Entries shown start

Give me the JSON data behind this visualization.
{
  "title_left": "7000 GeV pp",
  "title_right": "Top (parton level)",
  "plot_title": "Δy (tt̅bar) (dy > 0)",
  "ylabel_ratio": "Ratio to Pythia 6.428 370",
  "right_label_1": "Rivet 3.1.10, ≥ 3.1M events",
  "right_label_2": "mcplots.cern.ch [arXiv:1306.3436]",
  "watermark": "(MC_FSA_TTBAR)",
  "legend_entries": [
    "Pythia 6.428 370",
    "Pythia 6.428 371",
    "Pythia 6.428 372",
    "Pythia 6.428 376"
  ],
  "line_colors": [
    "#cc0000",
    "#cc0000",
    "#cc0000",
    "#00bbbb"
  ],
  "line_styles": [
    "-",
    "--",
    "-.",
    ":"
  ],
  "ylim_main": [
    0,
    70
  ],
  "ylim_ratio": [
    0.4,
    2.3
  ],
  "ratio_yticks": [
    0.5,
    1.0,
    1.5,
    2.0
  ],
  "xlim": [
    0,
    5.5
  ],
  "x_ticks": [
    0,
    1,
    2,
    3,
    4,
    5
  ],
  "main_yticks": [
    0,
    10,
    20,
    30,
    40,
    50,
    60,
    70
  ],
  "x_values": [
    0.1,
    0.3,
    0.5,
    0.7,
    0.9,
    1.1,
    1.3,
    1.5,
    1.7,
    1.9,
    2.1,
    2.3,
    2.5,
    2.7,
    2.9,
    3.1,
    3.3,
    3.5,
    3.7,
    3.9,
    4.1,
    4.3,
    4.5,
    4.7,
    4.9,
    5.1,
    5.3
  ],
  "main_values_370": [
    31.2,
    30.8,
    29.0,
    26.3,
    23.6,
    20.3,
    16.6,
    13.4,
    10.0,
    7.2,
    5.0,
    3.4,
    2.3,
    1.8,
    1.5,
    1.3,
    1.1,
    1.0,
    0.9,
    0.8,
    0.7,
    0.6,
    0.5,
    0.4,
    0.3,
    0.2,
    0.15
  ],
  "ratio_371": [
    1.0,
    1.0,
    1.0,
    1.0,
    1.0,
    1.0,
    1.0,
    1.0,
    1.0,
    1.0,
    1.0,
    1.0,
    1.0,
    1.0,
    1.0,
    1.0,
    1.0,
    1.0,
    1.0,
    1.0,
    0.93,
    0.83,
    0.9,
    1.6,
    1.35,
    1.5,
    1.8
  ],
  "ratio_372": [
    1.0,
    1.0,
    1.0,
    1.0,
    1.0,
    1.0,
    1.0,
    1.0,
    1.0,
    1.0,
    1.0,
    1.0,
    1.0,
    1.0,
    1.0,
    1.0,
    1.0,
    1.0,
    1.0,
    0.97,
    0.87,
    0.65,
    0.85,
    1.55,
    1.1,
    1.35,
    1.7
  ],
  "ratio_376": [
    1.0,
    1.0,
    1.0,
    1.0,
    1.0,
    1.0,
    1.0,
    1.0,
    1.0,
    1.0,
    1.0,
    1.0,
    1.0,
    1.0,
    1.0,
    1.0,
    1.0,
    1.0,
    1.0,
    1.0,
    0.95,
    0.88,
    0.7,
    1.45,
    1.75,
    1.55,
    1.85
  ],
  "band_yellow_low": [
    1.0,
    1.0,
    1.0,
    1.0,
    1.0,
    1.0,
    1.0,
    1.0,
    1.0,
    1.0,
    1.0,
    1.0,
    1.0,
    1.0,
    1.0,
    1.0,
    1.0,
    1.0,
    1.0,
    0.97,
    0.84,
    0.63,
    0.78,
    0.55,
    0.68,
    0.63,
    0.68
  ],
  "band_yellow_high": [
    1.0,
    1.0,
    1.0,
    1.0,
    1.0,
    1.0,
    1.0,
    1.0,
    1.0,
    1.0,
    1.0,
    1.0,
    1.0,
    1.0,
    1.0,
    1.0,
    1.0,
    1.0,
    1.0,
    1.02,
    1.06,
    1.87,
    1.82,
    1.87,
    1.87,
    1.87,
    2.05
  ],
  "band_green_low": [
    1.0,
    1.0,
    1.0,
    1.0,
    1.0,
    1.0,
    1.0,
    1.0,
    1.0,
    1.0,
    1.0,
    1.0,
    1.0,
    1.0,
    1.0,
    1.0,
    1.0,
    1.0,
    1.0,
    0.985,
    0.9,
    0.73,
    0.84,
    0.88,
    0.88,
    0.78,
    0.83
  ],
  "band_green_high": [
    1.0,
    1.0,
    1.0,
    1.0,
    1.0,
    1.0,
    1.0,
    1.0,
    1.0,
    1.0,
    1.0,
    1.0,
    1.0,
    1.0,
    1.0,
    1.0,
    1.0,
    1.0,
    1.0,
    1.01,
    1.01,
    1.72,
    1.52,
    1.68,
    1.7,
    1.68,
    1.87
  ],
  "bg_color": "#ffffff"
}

Entries shown end

**Written problem:** Reproduce all of the data exactly as given.

**Task solution:**
Give me the JSON data behind this visualization.
{
  "title_left": "7000 GeV pp",
  "title_right": "Top (parton level)",
  "plot_title": "Δy (tt̅bar) (dy > 0)",
  "ylabel_ratio": "Ratio to Pythia 6.428 370",
  "right_label_1": "Rivet 3.1.10, ≥ 3.1M events",
  "right_label_2": "mcplots.cern.ch [arXiv:1306.3436]",
  "watermark": "(MC_FSA_TTBAR)",
  "legend_entries": [
    "Pythia 6.428 370",
    "Pythia 6.428 371",
    "Pythia 6.428 372",
    "Pythia 6.428 376"
  ],
  "line_colors": [
    "#cc0000",
    "#cc0000",
    "#cc0000",
    "#00bbbb"
  ],
  "line_styles": [
    "-",
    "--",
    "-.",
    ":"
  ],
  "ylim_main": [
    0,
    70
  ],
  "ylim_ratio": [
    0.4,
    2.3
  ],
  "ratio_yticks": [
    0.5,
    1.0,
    1.5,
    2.0
  ],
  "xlim": [
    0,
    5.5
  ],
  "x_ticks": [
    0,
    1,
    2,
    3,
    4,
    5
  ],
  "main_yticks": [
    0,
    10,
    20,
    30,
    40,
    50,
    60,
    70
  ],
  "x_values": [
    0.1,
    0.3,
    0.5,
    0.7,
    0.9,
    1.1,
    1.3,
    1.5,
    1.7,
    1.9,
    2.1,
    2.3,
    2.5,
    2.7,
    2.9,
    3.1,
    3.3,
    3.5,
    3.7,
    3.9,
    4.1,
    4.3,
    4.5,
    4.7,
    4.9,
    5.1,
    5.3
  ],
  "main_values_370": [
    31.2,
    30.8,
    29.0,
    26.3,
    23.6,
    20.3,
    16.6,
    13.4,
    10.0,
    7.2,
    5.0,
    3.4,
    2.3,
    1.8,
    1.5,
    1.3,
    1.1,
    1.0,
    0.9,
    0.8,
    0.7,
    0.6,
    0.5,
    0.4,
    0.3,
    0.2,
    0.15
  ],
  "ratio_371": [
    1.0,
    1.0,
    1.0,
    1.0,
    1.0,
    1.0,
    1.0,
    1.0,
    1.0,
    1.0,
    1.0,
    1.0,
    1.0,
    1.0,
    1.0,
    1.0,
    1.0,
    1.0,
    1.0,
    1.0,
    0.93,
    0.83,
    0.9,
    1.6,
    1.35,
    1.5,
    1.8
  ],
  "ratio_372": [
    1.0,
    1.0,
    1.0,
    1.0,
    1.0,
    1.0,
    1.0,
    1.0,
    1.0,
    1.0,
    1.0,
    1.0,
    1.0,
    1.0,
    1.0,
    1.0,
    1.0,
    1.0,
    1.0,
    0.97,
    0.87,
    0.65,
    0.85,
    1.55,
    1.1,
    1.35,
    1.7
  ],
  "ratio_376": [
    1.0,
    1.0,
    1.0,
    1.0,
    1.0,
    1.0,
    1.0,
    1.0,
    1.0,
    1.0,
    1.0,
    1.0,
    1.0,
    1.0,
    1.0,
    1.0,
    1.0,
    1.0,
    1.0,
    1.0,
    0.95,
    0.88,
    0.7,
    1.45,
    1.75,
    1.55,
    1.85
  ],
  "band_yellow_low": [
    1.0,
    1.0,
    1.0,
    1.0,
    1.0,
    1.0,
    1.0,
    1.0,
    1.0,
    1.0,
    1.0,
    1.0,
    1.0,
    1.0,
    1.0,
    1.0,
    1.0,
    1.0,
    1.0,
    0.97,
    0.84,
    0.63,
    0.78,
    0.55,
    0.68,
    0.63,
    0.68
  ],
  "band_yellow_high": [
    1.0,
    1.0,
    1.0,
    1.0,
    1.0,
    1.0,
    1.0,
    1.0,
    1.0,
    1.0,
    1.0,
    1.0,
    1.0,
    1.0,
    1.0,
    1.0,
    1.0,
    1.0,
    1.0,
    1.02,
    1.06,
    1.87,
    1.82,
    1.87,
    1.87,
    1.87,
    2.05
  ],
  "band_green_low": [
    1.0,
    1.0,
    1.0,
    1.0,
    1.0,
    1.0,
    1.0,
    1.0,
    1.0,
    1.0,
    1.0,
    1.0,
    1.0,
    1.0,
    1.0,
    1.0,
    1.0,
    1.0,
    1.0,
    0.985,
    0.9,
    0.73,
    0.84,
    0.88,
    0.88,
    0.78,
    0.83
  ],
  "band_green_high": [
    1.0,
    1.0,
    1.0,
    1.0,
    1.0,
    1.0,
    1.0,
    1.0,
    1.0,
    1.0,
    1.0,
    1.0,
    1.0,
    1.0,
    1.0,
    1.0,
    1.0,
    1.0,
    1.0,
    1.01,
    1.01,
    1.72,
    1.52,
    1.68,
    1.7,
    1.68,
    1.87
  ],
  "bg_color": "#ffffff"
}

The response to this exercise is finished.